* Aim *
Copy out every line that contains the word "كتاب".

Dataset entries
============
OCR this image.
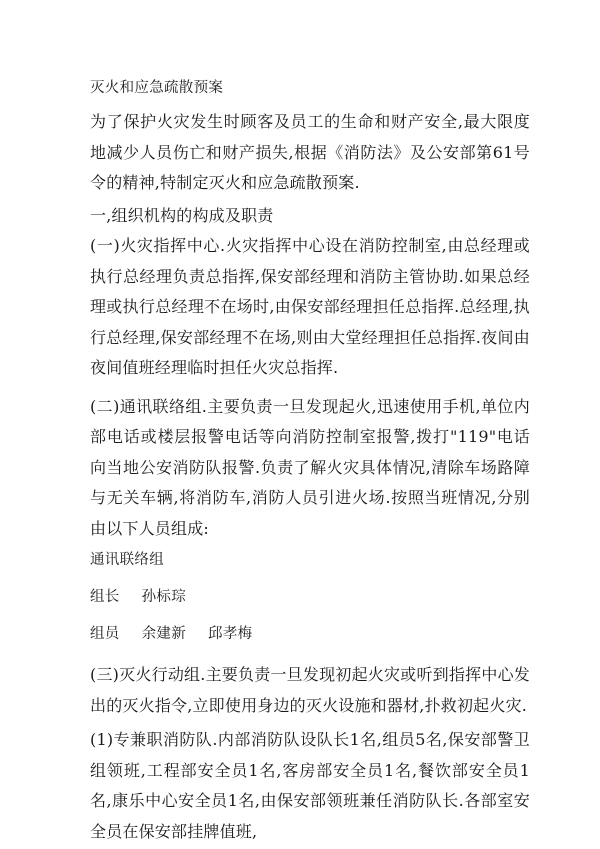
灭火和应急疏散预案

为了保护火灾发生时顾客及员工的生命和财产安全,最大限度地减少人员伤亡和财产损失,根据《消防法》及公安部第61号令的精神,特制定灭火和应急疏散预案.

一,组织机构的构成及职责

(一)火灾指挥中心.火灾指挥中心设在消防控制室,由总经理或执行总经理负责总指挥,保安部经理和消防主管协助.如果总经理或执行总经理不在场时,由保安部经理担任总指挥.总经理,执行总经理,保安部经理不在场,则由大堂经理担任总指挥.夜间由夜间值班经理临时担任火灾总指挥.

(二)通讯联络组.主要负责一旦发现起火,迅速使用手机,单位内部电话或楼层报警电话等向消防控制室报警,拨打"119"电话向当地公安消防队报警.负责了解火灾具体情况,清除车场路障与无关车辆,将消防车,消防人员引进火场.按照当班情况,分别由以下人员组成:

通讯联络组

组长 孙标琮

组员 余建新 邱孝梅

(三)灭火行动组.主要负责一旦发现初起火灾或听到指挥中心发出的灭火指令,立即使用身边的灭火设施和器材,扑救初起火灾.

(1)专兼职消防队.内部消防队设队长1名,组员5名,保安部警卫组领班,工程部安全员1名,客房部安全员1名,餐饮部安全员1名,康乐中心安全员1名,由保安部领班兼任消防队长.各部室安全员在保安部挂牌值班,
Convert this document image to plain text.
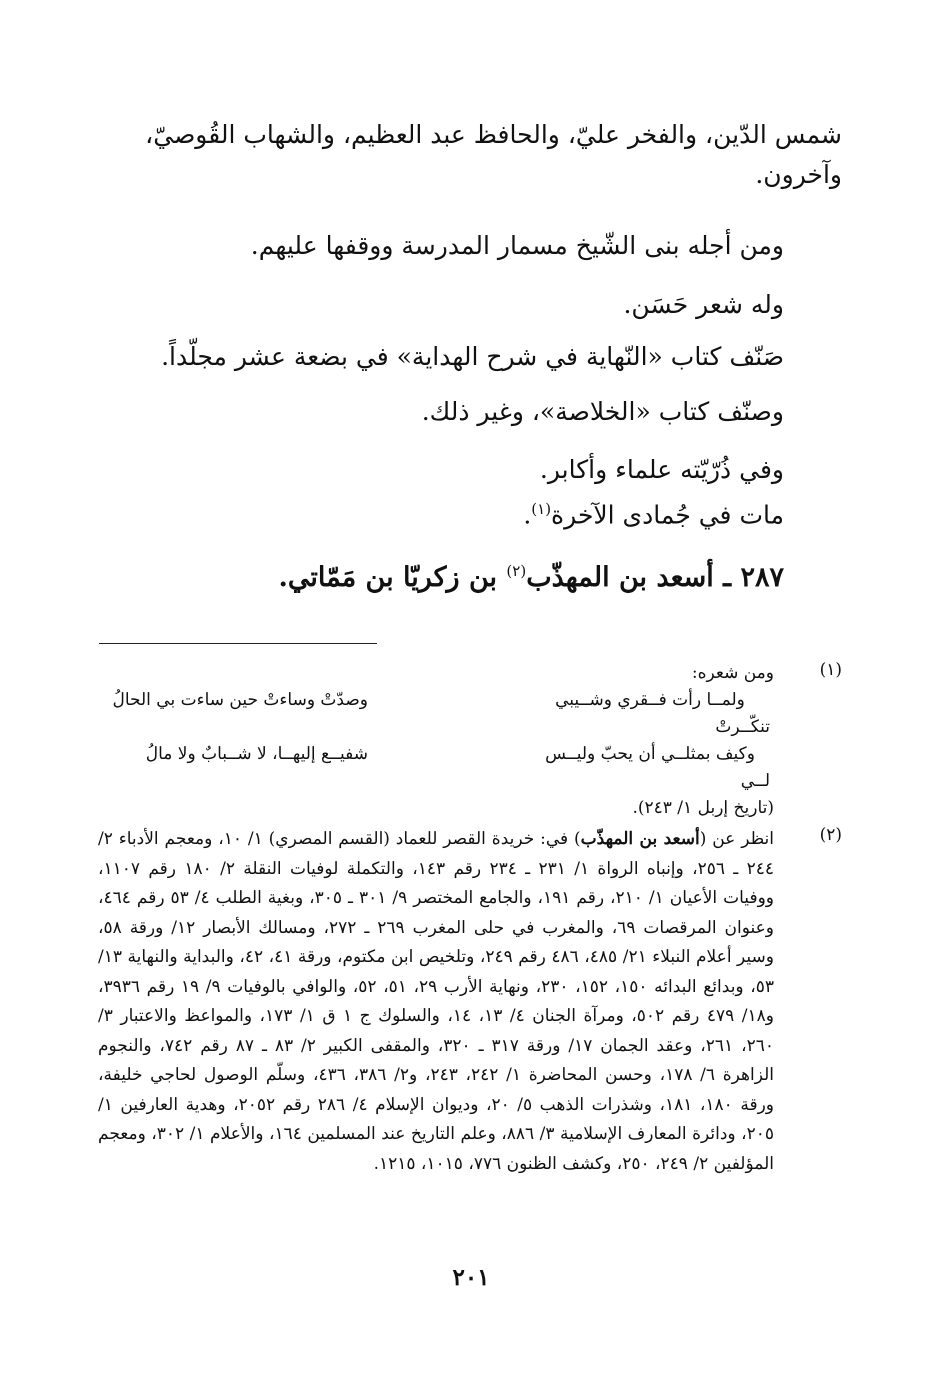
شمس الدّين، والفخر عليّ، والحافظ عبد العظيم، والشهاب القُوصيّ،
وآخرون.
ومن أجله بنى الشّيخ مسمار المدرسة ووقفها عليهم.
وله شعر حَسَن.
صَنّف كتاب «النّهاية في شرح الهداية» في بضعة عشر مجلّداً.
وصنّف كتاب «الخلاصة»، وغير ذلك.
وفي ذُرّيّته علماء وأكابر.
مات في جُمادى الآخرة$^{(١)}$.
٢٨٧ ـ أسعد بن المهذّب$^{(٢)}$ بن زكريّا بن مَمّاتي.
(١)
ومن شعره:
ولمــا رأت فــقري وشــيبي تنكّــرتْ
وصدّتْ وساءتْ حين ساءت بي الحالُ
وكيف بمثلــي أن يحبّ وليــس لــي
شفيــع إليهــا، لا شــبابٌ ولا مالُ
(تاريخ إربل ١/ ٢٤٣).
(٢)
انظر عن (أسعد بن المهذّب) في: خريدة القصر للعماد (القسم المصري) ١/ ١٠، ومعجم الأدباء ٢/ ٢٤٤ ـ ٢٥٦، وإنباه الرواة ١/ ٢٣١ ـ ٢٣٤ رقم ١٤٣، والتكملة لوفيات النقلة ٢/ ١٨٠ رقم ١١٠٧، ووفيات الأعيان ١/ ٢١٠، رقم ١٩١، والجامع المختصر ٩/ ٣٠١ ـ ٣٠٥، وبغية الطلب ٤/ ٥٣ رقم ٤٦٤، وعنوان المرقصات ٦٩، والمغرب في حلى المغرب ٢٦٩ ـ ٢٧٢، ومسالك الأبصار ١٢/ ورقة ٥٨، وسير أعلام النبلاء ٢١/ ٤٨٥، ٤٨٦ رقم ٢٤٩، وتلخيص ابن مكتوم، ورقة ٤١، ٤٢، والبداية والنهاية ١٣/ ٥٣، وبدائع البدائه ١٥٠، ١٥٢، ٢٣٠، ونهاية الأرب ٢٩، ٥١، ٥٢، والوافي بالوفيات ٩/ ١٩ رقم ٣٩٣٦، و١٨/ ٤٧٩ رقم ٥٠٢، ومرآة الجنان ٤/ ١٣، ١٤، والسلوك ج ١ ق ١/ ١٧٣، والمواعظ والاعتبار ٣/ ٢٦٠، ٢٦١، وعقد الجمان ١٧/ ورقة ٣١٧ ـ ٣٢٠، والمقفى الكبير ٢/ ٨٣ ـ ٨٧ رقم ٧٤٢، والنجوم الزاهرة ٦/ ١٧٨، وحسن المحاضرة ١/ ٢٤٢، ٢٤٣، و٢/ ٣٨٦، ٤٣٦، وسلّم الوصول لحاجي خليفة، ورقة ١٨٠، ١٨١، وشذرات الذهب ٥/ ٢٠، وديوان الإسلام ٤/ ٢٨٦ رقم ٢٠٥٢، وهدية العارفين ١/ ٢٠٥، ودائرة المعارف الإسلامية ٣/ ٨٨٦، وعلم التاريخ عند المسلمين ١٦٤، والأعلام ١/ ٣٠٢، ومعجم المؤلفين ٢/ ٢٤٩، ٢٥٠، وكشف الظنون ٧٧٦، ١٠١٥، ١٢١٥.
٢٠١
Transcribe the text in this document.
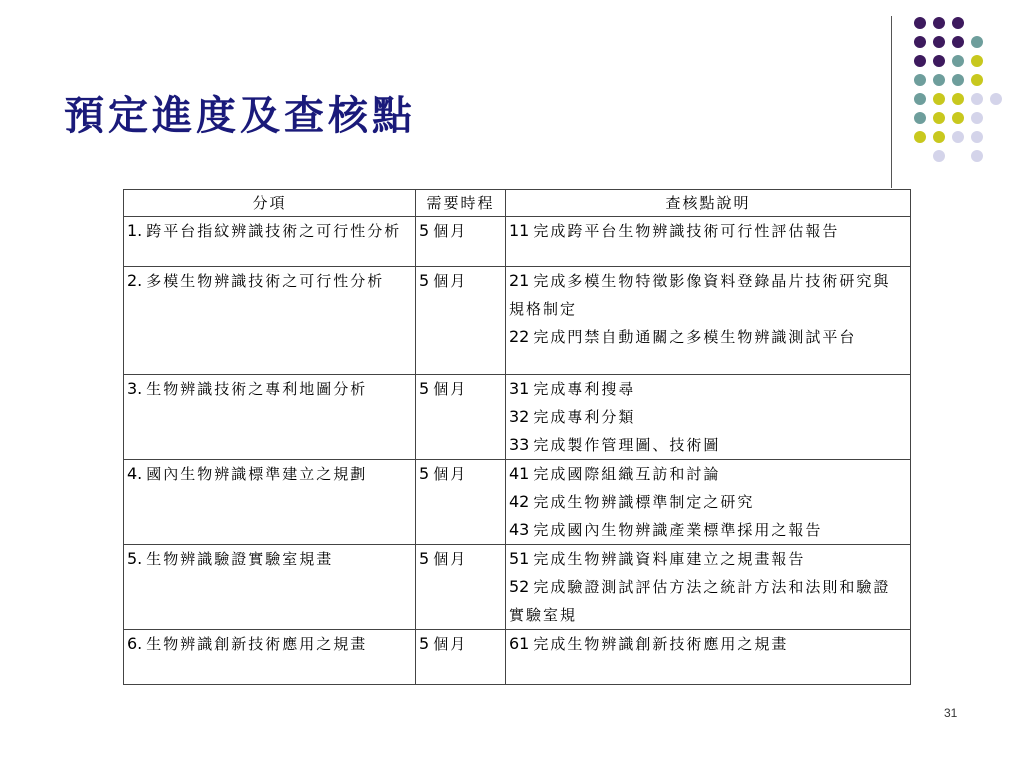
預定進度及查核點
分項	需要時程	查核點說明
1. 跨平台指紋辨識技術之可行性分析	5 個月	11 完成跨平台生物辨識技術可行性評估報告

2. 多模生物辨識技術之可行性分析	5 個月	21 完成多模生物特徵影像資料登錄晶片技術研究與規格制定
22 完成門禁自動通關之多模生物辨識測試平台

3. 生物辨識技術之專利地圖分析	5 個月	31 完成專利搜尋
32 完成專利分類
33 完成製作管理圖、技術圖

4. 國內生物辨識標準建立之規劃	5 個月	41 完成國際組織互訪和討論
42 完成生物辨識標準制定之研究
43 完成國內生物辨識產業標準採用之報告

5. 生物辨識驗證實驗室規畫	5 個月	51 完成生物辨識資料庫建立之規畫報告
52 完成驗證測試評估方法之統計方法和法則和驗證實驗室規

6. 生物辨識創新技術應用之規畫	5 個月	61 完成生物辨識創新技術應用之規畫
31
============
* Written answer *
صَنّف كتاب «النّهاية في شرح الهداية» في بضعة عشر مجلّداً.
وصنّف كتاب «الخلاصة»، وغير ذلك.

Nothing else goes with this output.